* Required work *
Present the data once more in exactly its original form.

(Source records)
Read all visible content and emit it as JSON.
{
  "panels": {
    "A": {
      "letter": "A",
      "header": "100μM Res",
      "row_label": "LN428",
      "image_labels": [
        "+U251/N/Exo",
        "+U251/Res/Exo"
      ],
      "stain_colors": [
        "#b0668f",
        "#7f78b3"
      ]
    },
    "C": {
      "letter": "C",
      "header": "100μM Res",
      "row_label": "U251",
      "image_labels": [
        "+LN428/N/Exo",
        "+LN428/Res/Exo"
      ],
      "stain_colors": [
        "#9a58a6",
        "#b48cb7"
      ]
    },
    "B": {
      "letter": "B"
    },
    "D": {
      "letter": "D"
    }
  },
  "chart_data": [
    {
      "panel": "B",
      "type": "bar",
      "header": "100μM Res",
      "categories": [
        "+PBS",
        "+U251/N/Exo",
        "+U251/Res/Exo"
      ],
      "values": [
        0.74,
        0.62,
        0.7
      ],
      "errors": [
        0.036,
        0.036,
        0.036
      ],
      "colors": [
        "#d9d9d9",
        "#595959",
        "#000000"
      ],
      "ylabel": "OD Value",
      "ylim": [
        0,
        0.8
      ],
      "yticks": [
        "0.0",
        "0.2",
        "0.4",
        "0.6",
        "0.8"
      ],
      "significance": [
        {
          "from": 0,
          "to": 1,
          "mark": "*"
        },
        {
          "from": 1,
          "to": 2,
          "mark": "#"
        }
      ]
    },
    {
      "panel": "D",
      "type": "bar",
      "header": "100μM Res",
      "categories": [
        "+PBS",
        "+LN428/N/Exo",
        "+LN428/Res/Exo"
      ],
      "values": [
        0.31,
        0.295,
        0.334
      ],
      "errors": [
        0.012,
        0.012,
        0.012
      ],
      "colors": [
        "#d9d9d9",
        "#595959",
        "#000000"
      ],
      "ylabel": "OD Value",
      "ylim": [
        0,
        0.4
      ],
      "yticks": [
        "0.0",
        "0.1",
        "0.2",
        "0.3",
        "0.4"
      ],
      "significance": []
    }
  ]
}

* Answer to the task *
Read all visible content and emit it as JSON.
{
  "panels": {
    "A": {
      "letter": "A",
      "header": "100μM Res",
      "row_label": "LN428",
      "image_labels": [
        "+U251/N/Exo",
        "+U251/Res/Exo"
      ],
      "stain_colors": [
        "#b0668f",
        "#7f78b3"
      ]
    },
    "C": {
      "letter": "C",
      "header": "100μM Res",
      "row_label": "U251",
      "image_labels": [
        "+LN428/N/Exo",
        "+LN428/Res/Exo"
      ],
      "stain_colors": [
        "#9a58a6",
        "#b48cb7"
      ]
    },
    "B": {
      "letter": "B"
    },
    "D": {
      "letter": "D"
    }
  },
  "chart_data": [
    {
      "panel": "B",
      "type": "bar",
      "header": "100μM Res",
      "categories": [
        "+PBS",
        "+U251/N/Exo",
        "+U251/Res/Exo"
      ],
      "values": [
        0.74,
        0.62,
        0.7
      ],
      "errors": [
        0.036,
        0.036,
        0.036
      ],
      "colors": [
        "#d9d9d9",
        "#595959",
        "#000000"
      ],
      "ylabel": "OD Value",
      "ylim": [
        0,
        0.8
      ],
      "yticks": [
        "0.0",
        "0.2",
        "0.4",
        "0.6",
        "0.8"
      ],
      "significance": [
        {
          "from": 0,
          "to": 1,
          "mark": "*"
        },
        {
          "from": 1,
          "to": 2,
          "mark": "#"
        }
      ]
    },
    {
      "panel": "D",
      "type": "bar",
      "header": "100μM Res",
      "categories": [
        "+PBS",
        "+LN428/N/Exo",
        "+LN428/Res/Exo"
      ],
      "values": [
        0.31,
        0.295,
        0.334
      ],
      "errors": [
        0.012,
        0.012,
        0.012
      ],
      "colors": [
        "#d9d9d9",
        "#595959",
        "#000000"
      ],
      "ylabel": "OD Value",
      "ylim": [
        0,
        0.4
      ],
      "yticks": [
        "0.0",
        "0.1",
        "0.2",
        "0.3",
        "0.4"
      ],
      "significance": []
    }
  ]
}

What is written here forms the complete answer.